● **Stated exercise**
Copy the full set of lines exactly as given.

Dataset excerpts
* START *

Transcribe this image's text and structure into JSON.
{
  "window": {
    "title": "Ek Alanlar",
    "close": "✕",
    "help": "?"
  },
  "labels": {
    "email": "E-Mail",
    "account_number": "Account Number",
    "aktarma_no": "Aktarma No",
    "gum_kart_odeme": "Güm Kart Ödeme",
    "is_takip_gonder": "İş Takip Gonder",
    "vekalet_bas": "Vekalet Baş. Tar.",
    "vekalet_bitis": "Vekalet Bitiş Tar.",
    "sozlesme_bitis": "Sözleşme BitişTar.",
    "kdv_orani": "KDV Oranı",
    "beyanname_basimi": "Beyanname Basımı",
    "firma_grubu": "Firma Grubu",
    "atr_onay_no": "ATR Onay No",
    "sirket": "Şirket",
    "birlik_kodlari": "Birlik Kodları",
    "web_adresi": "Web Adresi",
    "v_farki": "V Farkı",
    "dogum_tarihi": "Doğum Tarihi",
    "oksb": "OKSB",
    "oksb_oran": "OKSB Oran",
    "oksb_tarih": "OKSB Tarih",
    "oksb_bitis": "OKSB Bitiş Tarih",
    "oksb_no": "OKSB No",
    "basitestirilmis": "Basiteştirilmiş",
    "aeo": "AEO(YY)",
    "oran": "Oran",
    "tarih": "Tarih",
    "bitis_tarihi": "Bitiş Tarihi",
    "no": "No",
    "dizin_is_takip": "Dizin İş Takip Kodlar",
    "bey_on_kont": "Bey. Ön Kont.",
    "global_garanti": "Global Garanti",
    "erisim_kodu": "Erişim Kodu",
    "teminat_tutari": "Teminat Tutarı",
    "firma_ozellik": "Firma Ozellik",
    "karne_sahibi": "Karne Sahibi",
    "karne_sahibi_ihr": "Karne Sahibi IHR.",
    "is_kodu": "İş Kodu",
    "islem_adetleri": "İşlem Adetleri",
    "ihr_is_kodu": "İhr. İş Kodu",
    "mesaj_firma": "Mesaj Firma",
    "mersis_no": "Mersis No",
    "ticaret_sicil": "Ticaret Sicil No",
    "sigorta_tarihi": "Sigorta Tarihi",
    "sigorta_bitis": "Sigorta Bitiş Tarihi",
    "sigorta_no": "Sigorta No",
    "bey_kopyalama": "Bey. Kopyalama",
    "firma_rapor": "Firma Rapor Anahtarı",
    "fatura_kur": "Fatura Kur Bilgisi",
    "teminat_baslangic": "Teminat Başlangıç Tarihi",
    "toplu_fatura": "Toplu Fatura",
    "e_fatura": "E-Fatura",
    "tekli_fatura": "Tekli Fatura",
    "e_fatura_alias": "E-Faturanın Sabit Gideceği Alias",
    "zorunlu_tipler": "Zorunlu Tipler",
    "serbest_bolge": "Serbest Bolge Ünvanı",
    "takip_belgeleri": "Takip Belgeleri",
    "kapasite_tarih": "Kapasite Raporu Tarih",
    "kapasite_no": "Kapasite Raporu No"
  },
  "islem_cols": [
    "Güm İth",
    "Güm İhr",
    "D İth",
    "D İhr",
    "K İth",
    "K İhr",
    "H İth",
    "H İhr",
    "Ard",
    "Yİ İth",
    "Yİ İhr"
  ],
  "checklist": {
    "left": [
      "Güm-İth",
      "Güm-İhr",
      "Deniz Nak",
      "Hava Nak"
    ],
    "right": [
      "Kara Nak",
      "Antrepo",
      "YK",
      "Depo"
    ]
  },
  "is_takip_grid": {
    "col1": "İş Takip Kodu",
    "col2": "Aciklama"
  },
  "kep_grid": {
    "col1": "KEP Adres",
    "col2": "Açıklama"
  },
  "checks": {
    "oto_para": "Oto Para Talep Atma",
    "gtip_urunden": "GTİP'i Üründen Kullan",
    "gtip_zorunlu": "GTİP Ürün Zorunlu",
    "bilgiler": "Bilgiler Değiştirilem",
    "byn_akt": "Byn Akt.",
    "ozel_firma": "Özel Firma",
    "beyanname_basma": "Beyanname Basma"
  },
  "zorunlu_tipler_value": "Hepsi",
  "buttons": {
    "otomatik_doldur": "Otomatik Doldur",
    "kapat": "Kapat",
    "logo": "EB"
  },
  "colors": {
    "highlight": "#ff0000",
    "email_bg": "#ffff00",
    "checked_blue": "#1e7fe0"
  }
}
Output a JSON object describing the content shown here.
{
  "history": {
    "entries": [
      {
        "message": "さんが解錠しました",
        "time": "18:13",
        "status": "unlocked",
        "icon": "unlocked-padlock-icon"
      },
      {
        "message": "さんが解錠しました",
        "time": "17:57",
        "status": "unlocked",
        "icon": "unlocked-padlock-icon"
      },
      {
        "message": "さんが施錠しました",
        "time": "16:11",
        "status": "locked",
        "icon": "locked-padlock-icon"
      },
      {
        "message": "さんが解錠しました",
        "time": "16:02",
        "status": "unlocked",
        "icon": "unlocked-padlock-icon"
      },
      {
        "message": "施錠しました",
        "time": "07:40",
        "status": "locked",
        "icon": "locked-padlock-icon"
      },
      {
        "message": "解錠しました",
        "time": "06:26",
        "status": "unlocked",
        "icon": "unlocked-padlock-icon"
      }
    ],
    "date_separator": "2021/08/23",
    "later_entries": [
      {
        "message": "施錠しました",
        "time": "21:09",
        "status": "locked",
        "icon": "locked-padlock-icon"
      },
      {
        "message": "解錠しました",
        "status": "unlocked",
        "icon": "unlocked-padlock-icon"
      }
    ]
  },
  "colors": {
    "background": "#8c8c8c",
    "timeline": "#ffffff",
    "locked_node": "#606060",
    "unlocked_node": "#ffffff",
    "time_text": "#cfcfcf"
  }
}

* END *

● **Solution**
Transcribe this image's text and structure into JSON.
{
  "window": {
    "title": "Ek Alanlar",
    "close": "✕",
    "help": "?"
  },
  "labels": {
    "email": "E-Mail",
    "account_number": "Account Number",
    "aktarma_no": "Aktarma No",
    "gum_kart_odeme": "Güm Kart Ödeme",
    "is_takip_gonder": "İş Takip Gonder",
    "vekalet_bas": "Vekalet Baş. Tar.",
    "vekalet_bitis": "Vekalet Bitiş Tar.",
    "sozlesme_bitis": "Sözleşme BitişTar.",
    "kdv_orani": "KDV Oranı",
    "beyanname_basimi": "Beyanname Basımı",
    "firma_grubu": "Firma Grubu",
    "atr_onay_no": "ATR Onay No",
    "sirket": "Şirket",
    "birlik_kodlari": "Birlik Kodları",
    "web_adresi": "Web Adresi",
    "v_farki": "V Farkı",
    "dogum_tarihi": "Doğum Tarihi",
    "oksb": "OKSB",
    "oksb_oran": "OKSB Oran",
    "oksb_tarih": "OKSB Tarih",
    "oksb_bitis": "OKSB Bitiş Tarih",
    "oksb_no": "OKSB No",
    "basitestirilmis": "Basiteştirilmiş",
    "aeo": "AEO(YY)",
    "oran": "Oran",
    "tarih": "Tarih",
    "bitis_tarihi": "Bitiş Tarihi",
    "no": "No",
    "dizin_is_takip": "Dizin İş Takip Kodlar",
    "bey_on_kont": "Bey. Ön Kont.",
    "global_garanti": "Global Garanti",
    "erisim_kodu": "Erişim Kodu",
    "teminat_tutari": "Teminat Tutarı",
    "firma_ozellik": "Firma Ozellik",
    "karne_sahibi": "Karne Sahibi",
    "karne_sahibi_ihr": "Karne Sahibi IHR.",
    "is_kodu": "İş Kodu",
    "islem_adetleri": "İşlem Adetleri",
    "ihr_is_kodu": "İhr. İş Kodu",
    "mesaj_firma": "Mesaj Firma",
    "mersis_no": "Mersis No",
    "ticaret_sicil": "Ticaret Sicil No",
    "sigorta_tarihi": "Sigorta Tarihi",
    "sigorta_bitis": "Sigorta Bitiş Tarihi",
    "sigorta_no": "Sigorta No",
    "bey_kopyalama": "Bey. Kopyalama",
    "firma_rapor": "Firma Rapor Anahtarı",
    "fatura_kur": "Fatura Kur Bilgisi",
    "teminat_baslangic": "Teminat Başlangıç Tarihi",
    "toplu_fatura": "Toplu Fatura",
    "e_fatura": "E-Fatura",
    "tekli_fatura": "Tekli Fatura",
    "e_fatura_alias": "E-Faturanın Sabit Gideceği Alias",
    "zorunlu_tipler": "Zorunlu Tipler",
    "serbest_bolge": "Serbest Bolge Ünvanı",
    "takip_belgeleri": "Takip Belgeleri",
    "kapasite_tarih": "Kapasite Raporu Tarih",
    "kapasite_no": "Kapasite Raporu No"
  },
  "islem_cols": [
    "Güm İth",
    "Güm İhr",
    "D İth",
    "D İhr",
    "K İth",
    "K İhr",
    "H İth",
    "H İhr",
    "Ard",
    "Yİ İth",
    "Yİ İhr"
  ],
  "checklist": {
    "left": [
      "Güm-İth",
      "Güm-İhr",
      "Deniz Nak",
      "Hava Nak"
    ],
    "right": [
      "Kara Nak",
      "Antrepo",
      "YK",
      "Depo"
    ]
  },
  "is_takip_grid": {
    "col1": "İş Takip Kodu",
    "col2": "Aciklama"
  },
  "kep_grid": {
    "col1": "KEP Adres",
    "col2": "Açıklama"
  },
  "checks": {
    "oto_para": "Oto Para Talep Atma",
    "gtip_urunden": "GTİP'i Üründen Kullan",
    "gtip_zorunlu": "GTİP Ürün Zorunlu",
    "bilgiler": "Bilgiler Değiştirilem",
    "byn_akt": "Byn Akt.",
    "ozel_firma": "Özel Firma",
    "beyanname_basma": "Beyanname Basma"
  },
  "zorunlu_tipler_value": "Hepsi",
  "buttons": {
    "otomatik_doldur": "Otomatik Doldur",
    "kapat": "Kapat",
    "logo": "EB"
  },
  "colors": {
    "highlight": "#ff0000",
    "email_bg": "#ffff00",
    "checked_blue": "#1e7fe0"
  }
}
Output a JSON object describing the content shown here.
{
  "history": {
    "entries": [
      {
        "message": "さんが解錠しました",
        "time": "18:13",
        "status": "unlocked",
        "icon": "unlocked-padlock-icon"
      },
      {
        "message": "さんが解錠しました",
        "time": "17:57",
        "status": "unlocked",
        "icon": "unlocked-padlock-icon"
      },
      {
        "message": "さんが施錠しました",
        "time": "16:11",
        "status": "locked",
        "icon": "locked-padlock-icon"
      },
      {
        "message": "さんが解錠しました",
        "time": "16:02",
        "status": "unlocked",
        "icon": "unlocked-padlock-icon"
      },
      {
        "message": "施錠しました",
        "time": "07:40",
        "status": "locked",
        "icon": "locked-padlock-icon"
      },
      {
        "message": "解錠しました",
        "time": "06:26",
        "status": "unlocked",
        "icon": "unlocked-padlock-icon"
      }
    ],
    "date_separator": "2021/08/23",
    "later_entries": [
      {
        "message": "施錠しました",
        "time": "21:09",
        "status": "locked",
        "icon": "locked-padlock-icon"
      },
      {
        "message": "解錠しました",
        "status": "unlocked",
        "icon": "unlocked-padlock-icon"
      }
    ]
  },
  "colors": {
    "background": "#8c8c8c",
    "timeline": "#ffffff",
    "locked_node": "#606060",
    "unlocked_node": "#ffffff",
    "time_text": "#cfcfcf"
  }
}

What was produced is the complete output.